### Figure contents as structured data
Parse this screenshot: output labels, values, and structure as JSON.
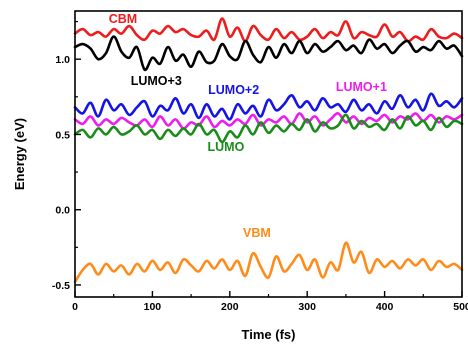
{
  "chart_data": {
    "type": "line",
    "title": "",
    "xlabel": "Time (fs)",
    "ylabel": "Energy (eV)",
    "xlim": [
      0,
      500
    ],
    "ylim": [
      -0.58,
      1.32
    ],
    "xticks": [
      0,
      100,
      200,
      300,
      400,
      500
    ],
    "yticks": [
      -0.5,
      0.0,
      0.5,
      1.0
    ],
    "xtick_labels": [
      "0",
      "100",
      "200",
      "300",
      "400",
      "500"
    ],
    "ytick_labels": [
      "-0.5",
      "0.0",
      "0.5",
      "1.0"
    ],
    "grid": false,
    "legend": "none",
    "series": [
      {
        "name": "CBM",
        "color": "#ee1c1c",
        "label_pos": [
          62,
          1.24
        ],
        "points": [
          [
            0,
            1.17
          ],
          [
            10,
            1.2
          ],
          [
            20,
            1.16
          ],
          [
            30,
            1.18
          ],
          [
            40,
            1.15
          ],
          [
            50,
            1.2
          ],
          [
            60,
            1.17
          ],
          [
            70,
            1.22
          ],
          [
            80,
            1.16
          ],
          [
            90,
            1.13
          ],
          [
            100,
            1.19
          ],
          [
            110,
            1.17
          ],
          [
            120,
            1.22
          ],
          [
            130,
            1.18
          ],
          [
            140,
            1.2
          ],
          [
            150,
            1.16
          ],
          [
            160,
            1.15
          ],
          [
            170,
            1.19
          ],
          [
            180,
            1.13
          ],
          [
            190,
            1.27
          ],
          [
            200,
            1.15
          ],
          [
            210,
            1.21
          ],
          [
            220,
            1.12
          ],
          [
            230,
            1.22
          ],
          [
            240,
            1.16
          ],
          [
            250,
            1.13
          ],
          [
            260,
            1.2
          ],
          [
            270,
            1.14
          ],
          [
            280,
            1.18
          ],
          [
            290,
            1.13
          ],
          [
            300,
            1.15
          ],
          [
            310,
            1.2
          ],
          [
            320,
            1.14
          ],
          [
            330,
            1.18
          ],
          [
            340,
            1.16
          ],
          [
            350,
            1.25
          ],
          [
            360,
            1.14
          ],
          [
            370,
            1.18
          ],
          [
            380,
            1.16
          ],
          [
            390,
            1.15
          ],
          [
            400,
            1.23
          ],
          [
            410,
            1.15
          ],
          [
            420,
            1.18
          ],
          [
            430,
            1.12
          ],
          [
            440,
            1.15
          ],
          [
            450,
            1.13
          ],
          [
            460,
            1.2
          ],
          [
            470,
            1.15
          ],
          [
            480,
            1.14
          ],
          [
            490,
            1.17
          ],
          [
            500,
            1.14
          ]
        ]
      },
      {
        "name": "LUMO+3",
        "color": "#000000",
        "label_pos": [
          105,
          0.83
        ],
        "points": [
          [
            0,
            1.08
          ],
          [
            10,
            1.1
          ],
          [
            20,
            1.07
          ],
          [
            30,
            1.0
          ],
          [
            40,
            1.04
          ],
          [
            50,
            1.15
          ],
          [
            60,
            1.05
          ],
          [
            70,
            1.01
          ],
          [
            80,
            1.08
          ],
          [
            90,
            0.93
          ],
          [
            100,
            1.01
          ],
          [
            110,
            0.97
          ],
          [
            120,
            1.08
          ],
          [
            130,
            0.99
          ],
          [
            140,
            1.03
          ],
          [
            150,
            0.95
          ],
          [
            160,
            1.05
          ],
          [
            170,
            0.98
          ],
          [
            180,
            0.99
          ],
          [
            190,
            1.1
          ],
          [
            200,
            1.02
          ],
          [
            210,
            1.0
          ],
          [
            220,
            1.12
          ],
          [
            230,
            1.03
          ],
          [
            240,
            0.98
          ],
          [
            250,
            1.08
          ],
          [
            260,
            1.01
          ],
          [
            270,
            1.1
          ],
          [
            280,
            1.04
          ],
          [
            290,
            1.12
          ],
          [
            300,
            1.04
          ],
          [
            310,
            1.1
          ],
          [
            320,
            1.05
          ],
          [
            330,
            1.08
          ],
          [
            340,
            1.12
          ],
          [
            350,
            1.06
          ],
          [
            360,
            1.09
          ],
          [
            370,
            1.04
          ],
          [
            380,
            1.13
          ],
          [
            390,
            1.07
          ],
          [
            400,
            1.1
          ],
          [
            410,
            1.04
          ],
          [
            420,
            1.09
          ],
          [
            430,
            1.12
          ],
          [
            440,
            1.05
          ],
          [
            450,
            1.08
          ],
          [
            460,
            1.06
          ],
          [
            470,
            1.12
          ],
          [
            480,
            1.07
          ],
          [
            490,
            1.09
          ],
          [
            500,
            1.02
          ]
        ]
      },
      {
        "name": "LUMO+2",
        "color": "#1414e6",
        "label_pos": [
          205,
          0.77
        ],
        "points": [
          [
            0,
            0.68
          ],
          [
            10,
            0.64
          ],
          [
            20,
            0.71
          ],
          [
            30,
            0.62
          ],
          [
            40,
            0.73
          ],
          [
            50,
            0.66
          ],
          [
            60,
            0.7
          ],
          [
            70,
            0.63
          ],
          [
            80,
            0.68
          ],
          [
            90,
            0.72
          ],
          [
            100,
            0.62
          ],
          [
            110,
            0.69
          ],
          [
            120,
            0.66
          ],
          [
            130,
            0.74
          ],
          [
            140,
            0.64
          ],
          [
            150,
            0.7
          ],
          [
            160,
            0.61
          ],
          [
            170,
            0.7
          ],
          [
            180,
            0.62
          ],
          [
            190,
            0.67
          ],
          [
            200,
            0.6
          ],
          [
            210,
            0.7
          ],
          [
            220,
            0.64
          ],
          [
            230,
            0.69
          ],
          [
            240,
            0.62
          ],
          [
            250,
            0.73
          ],
          [
            260,
            0.66
          ],
          [
            270,
            0.7
          ],
          [
            280,
            0.76
          ],
          [
            290,
            0.68
          ],
          [
            300,
            0.72
          ],
          [
            310,
            0.66
          ],
          [
            320,
            0.74
          ],
          [
            330,
            0.68
          ],
          [
            340,
            0.7
          ],
          [
            350,
            0.65
          ],
          [
            360,
            0.73
          ],
          [
            370,
            0.66
          ],
          [
            380,
            0.7
          ],
          [
            390,
            0.64
          ],
          [
            400,
            0.72
          ],
          [
            410,
            0.67
          ],
          [
            420,
            0.76
          ],
          [
            430,
            0.68
          ],
          [
            440,
            0.73
          ],
          [
            450,
            0.66
          ],
          [
            460,
            0.77
          ],
          [
            470,
            0.69
          ],
          [
            480,
            0.72
          ],
          [
            490,
            0.68
          ],
          [
            500,
            0.74
          ]
        ]
      },
      {
        "name": "LUMO+1",
        "color": "#ee1cee",
        "label_pos": [
          370,
          0.79
        ],
        "points": [
          [
            0,
            0.6
          ],
          [
            10,
            0.57
          ],
          [
            20,
            0.62
          ],
          [
            30,
            0.56
          ],
          [
            40,
            0.6
          ],
          [
            50,
            0.57
          ],
          [
            60,
            0.61
          ],
          [
            70,
            0.58
          ],
          [
            80,
            0.56
          ],
          [
            90,
            0.6
          ],
          [
            100,
            0.55
          ],
          [
            110,
            0.62
          ],
          [
            120,
            0.56
          ],
          [
            130,
            0.6
          ],
          [
            140,
            0.54
          ],
          [
            150,
            0.58
          ],
          [
            160,
            0.56
          ],
          [
            170,
            0.62
          ],
          [
            180,
            0.55
          ],
          [
            190,
            0.59
          ],
          [
            200,
            0.56
          ],
          [
            210,
            0.6
          ],
          [
            220,
            0.57
          ],
          [
            230,
            0.63
          ],
          [
            240,
            0.56
          ],
          [
            250,
            0.6
          ],
          [
            260,
            0.58
          ],
          [
            270,
            0.62
          ],
          [
            280,
            0.57
          ],
          [
            290,
            0.64
          ],
          [
            300,
            0.58
          ],
          [
            310,
            0.62
          ],
          [
            320,
            0.56
          ],
          [
            330,
            0.6
          ],
          [
            340,
            0.64
          ],
          [
            350,
            0.58
          ],
          [
            360,
            0.62
          ],
          [
            370,
            0.57
          ],
          [
            380,
            0.61
          ],
          [
            390,
            0.59
          ],
          [
            400,
            0.63
          ],
          [
            410,
            0.58
          ],
          [
            420,
            0.62
          ],
          [
            430,
            0.6
          ],
          [
            440,
            0.64
          ],
          [
            450,
            0.59
          ],
          [
            460,
            0.63
          ],
          [
            470,
            0.58
          ],
          [
            480,
            0.62
          ],
          [
            490,
            0.6
          ],
          [
            500,
            0.63
          ]
        ]
      },
      {
        "name": "LUMO",
        "color": "#1a8c1a",
        "label_pos": [
          195,
          0.39
        ],
        "points": [
          [
            0,
            0.5
          ],
          [
            10,
            0.53
          ],
          [
            20,
            0.48
          ],
          [
            30,
            0.54
          ],
          [
            40,
            0.5
          ],
          [
            50,
            0.55
          ],
          [
            60,
            0.5
          ],
          [
            70,
            0.52
          ],
          [
            80,
            0.56
          ],
          [
            90,
            0.5
          ],
          [
            100,
            0.53
          ],
          [
            110,
            0.47
          ],
          [
            120,
            0.53
          ],
          [
            130,
            0.49
          ],
          [
            140,
            0.54
          ],
          [
            150,
            0.5
          ],
          [
            160,
            0.57
          ],
          [
            170,
            0.5
          ],
          [
            180,
            0.53
          ],
          [
            190,
            0.45
          ],
          [
            200,
            0.52
          ],
          [
            210,
            0.48
          ],
          [
            220,
            0.56
          ],
          [
            230,
            0.5
          ],
          [
            240,
            0.58
          ],
          [
            250,
            0.51
          ],
          [
            260,
            0.56
          ],
          [
            270,
            0.52
          ],
          [
            280,
            0.57
          ],
          [
            290,
            0.53
          ],
          [
            300,
            0.6
          ],
          [
            310,
            0.52
          ],
          [
            320,
            0.58
          ],
          [
            330,
            0.54
          ],
          [
            340,
            0.56
          ],
          [
            350,
            0.63
          ],
          [
            360,
            0.54
          ],
          [
            370,
            0.59
          ],
          [
            380,
            0.55
          ],
          [
            390,
            0.57
          ],
          [
            400,
            0.53
          ],
          [
            410,
            0.6
          ],
          [
            420,
            0.54
          ],
          [
            430,
            0.62
          ],
          [
            440,
            0.56
          ],
          [
            450,
            0.59
          ],
          [
            460,
            0.53
          ],
          [
            470,
            0.61
          ],
          [
            480,
            0.55
          ],
          [
            490,
            0.59
          ],
          [
            500,
            0.57
          ]
        ]
      },
      {
        "name": "VBM",
        "color": "#ff8c1a",
        "label_pos": [
          235,
          -0.18
        ],
        "points": [
          [
            0,
            -0.48
          ],
          [
            10,
            -0.4
          ],
          [
            20,
            -0.36
          ],
          [
            30,
            -0.43
          ],
          [
            40,
            -0.36
          ],
          [
            50,
            -0.41
          ],
          [
            60,
            -0.37
          ],
          [
            70,
            -0.43
          ],
          [
            80,
            -0.36
          ],
          [
            90,
            -0.41
          ],
          [
            100,
            -0.34
          ],
          [
            110,
            -0.4
          ],
          [
            120,
            -0.35
          ],
          [
            130,
            -0.42
          ],
          [
            140,
            -0.33
          ],
          [
            150,
            -0.37
          ],
          [
            160,
            -0.41
          ],
          [
            170,
            -0.34
          ],
          [
            180,
            -0.39
          ],
          [
            190,
            -0.33
          ],
          [
            200,
            -0.4
          ],
          [
            210,
            -0.34
          ],
          [
            220,
            -0.44
          ],
          [
            230,
            -0.29
          ],
          [
            240,
            -0.38
          ],
          [
            250,
            -0.45
          ],
          [
            260,
            -0.31
          ],
          [
            270,
            -0.41
          ],
          [
            280,
            -0.36
          ],
          [
            290,
            -0.3
          ],
          [
            300,
            -0.4
          ],
          [
            310,
            -0.33
          ],
          [
            320,
            -0.45
          ],
          [
            330,
            -0.35
          ],
          [
            340,
            -0.4
          ],
          [
            350,
            -0.22
          ],
          [
            360,
            -0.35
          ],
          [
            370,
            -0.28
          ],
          [
            380,
            -0.42
          ],
          [
            390,
            -0.33
          ],
          [
            400,
            -0.38
          ],
          [
            410,
            -0.34
          ],
          [
            420,
            -0.39
          ],
          [
            430,
            -0.33
          ],
          [
            440,
            -0.37
          ],
          [
            450,
            -0.33
          ],
          [
            460,
            -0.4
          ],
          [
            470,
            -0.34
          ],
          [
            480,
            -0.38
          ],
          [
            490,
            -0.36
          ],
          [
            500,
            -0.4
          ]
        ]
      }
    ]
  }
}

### Description of the task
Of the lines above, how many include the word "color"? Reply with the number only.

### Result for this task
6